In the listing below, locate the lines that hold the string "icon". Copy those lines.

[start Input records]

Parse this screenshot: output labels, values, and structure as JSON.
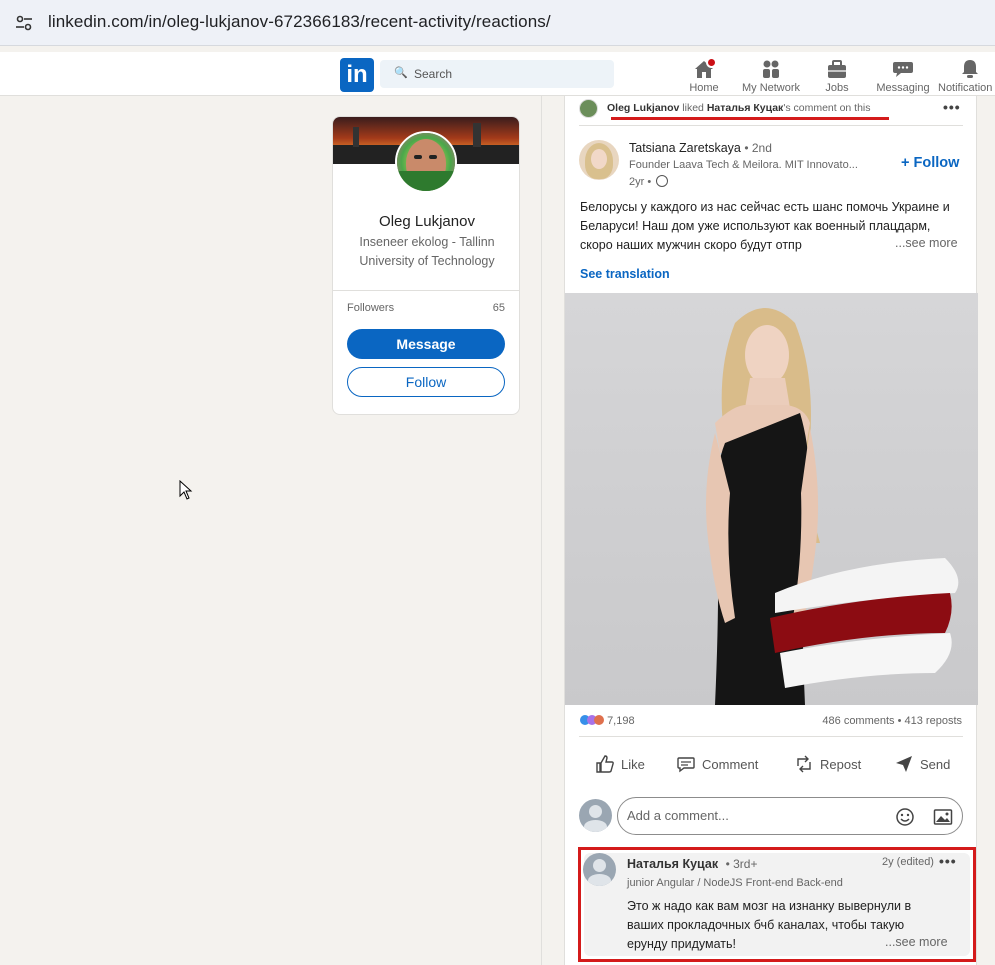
{
  "browser": {
    "url": "linkedin.com/in/oleg-lukjanov-672366183/recent-activity/reactions/"
  },
  "nav": {
    "logo": "in",
    "search_placeholder": "Search",
    "items": [
      {
        "label": "Home",
        "icon": "home-icon"
      },
      {
        "label": "My Network",
        "icon": "network-icon"
      },
      {
        "label": "Jobs",
        "icon": "briefcase-icon"
      },
      {
        "label": "Messaging",
        "icon": "messaging-icon"
      },
      {
        "label": "Notification",
        "icon": "bell-icon"
      }
    ]
  },
  "profile_card": {
    "name": "Oleg Lukjanov",
    "headline": "Inseneer ekolog - Tallinn University of Technology",
    "followers_label": "Followers",
    "followers_count": "65",
    "message_label": "Message",
    "follow_label": "Follow"
  },
  "activity": {
    "actor": "Oleg Lukjanov",
    "verb": "liked",
    "target": "Наталья Куцак",
    "suffix": "'s comment on this"
  },
  "post": {
    "author": "Tatsiana Zaretskaya",
    "degree": "• 2nd",
    "headline": "Founder Laava Tech & Meilora. MIT Innovato...",
    "time": "2yr •",
    "follow_label": "+ Follow",
    "body": "Белорусы у каждого из нас сейчас есть шанс помочь Украине и Беларуси! Наш дом уже используют как военный плацдарм, скоро наших мужчин скоро будут отпр",
    "see_more": "...see more",
    "see_translation": "See translation",
    "reactions_count": "7,198",
    "comments_reposts": "486 comments • 413 reposts",
    "actions": [
      "Like",
      "Comment",
      "Repost",
      "Send"
    ],
    "comment_placeholder": "Add a comment..."
  },
  "comment": {
    "author": "Наталья Куцак",
    "degree": "• 3rd+",
    "meta": "2y (edited)",
    "headline": "junior Angular / NodeJS Front-end Back-end",
    "text": "Это ж надо как вам мозг на изнанку вывернули в ваших прокладочных бчб каналах, чтобы такую ерунду придумать!",
    "see_more": "...see more"
  },
  "colors": {
    "linkedin_blue": "#0a66c2",
    "annotation_red": "#d41b1b",
    "page_bg": "#f4f2ee"
  }
}
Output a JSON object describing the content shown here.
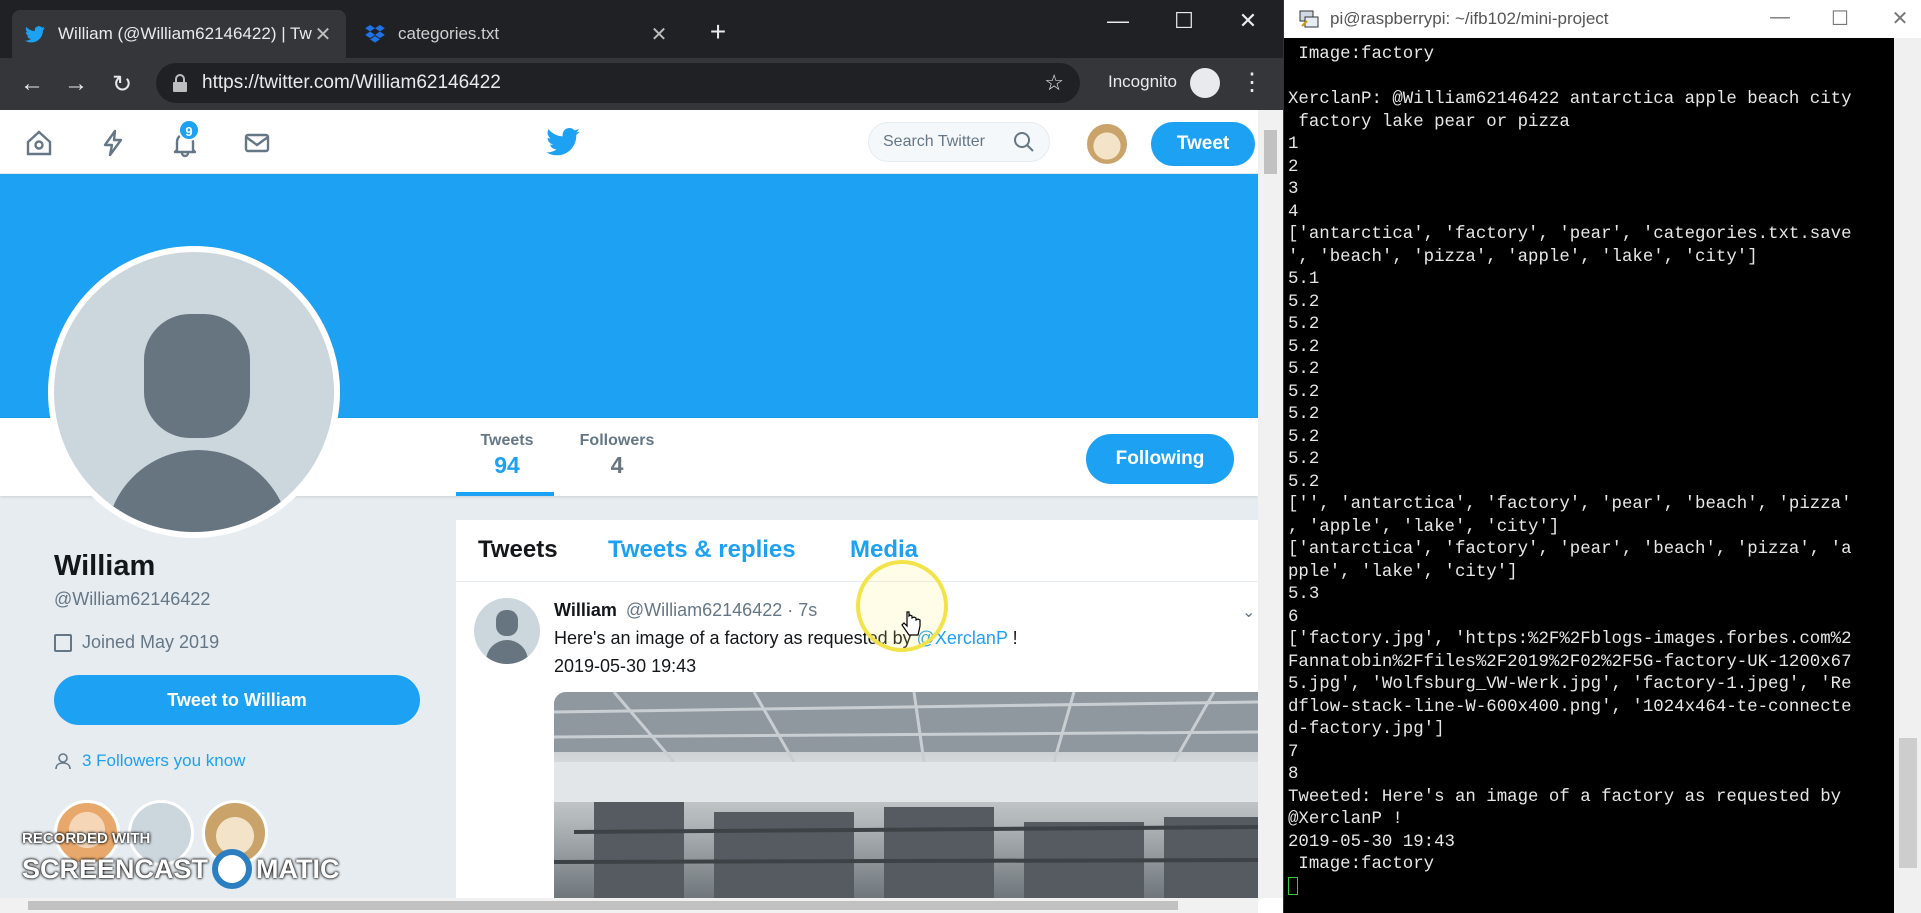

[end Input records]

Answer:
        "icon": "home-icon"
        "icon": "network-icon"
        "icon": "briefcase-icon"
        "icon": "messaging-icon"
        "icon": "bell-icon"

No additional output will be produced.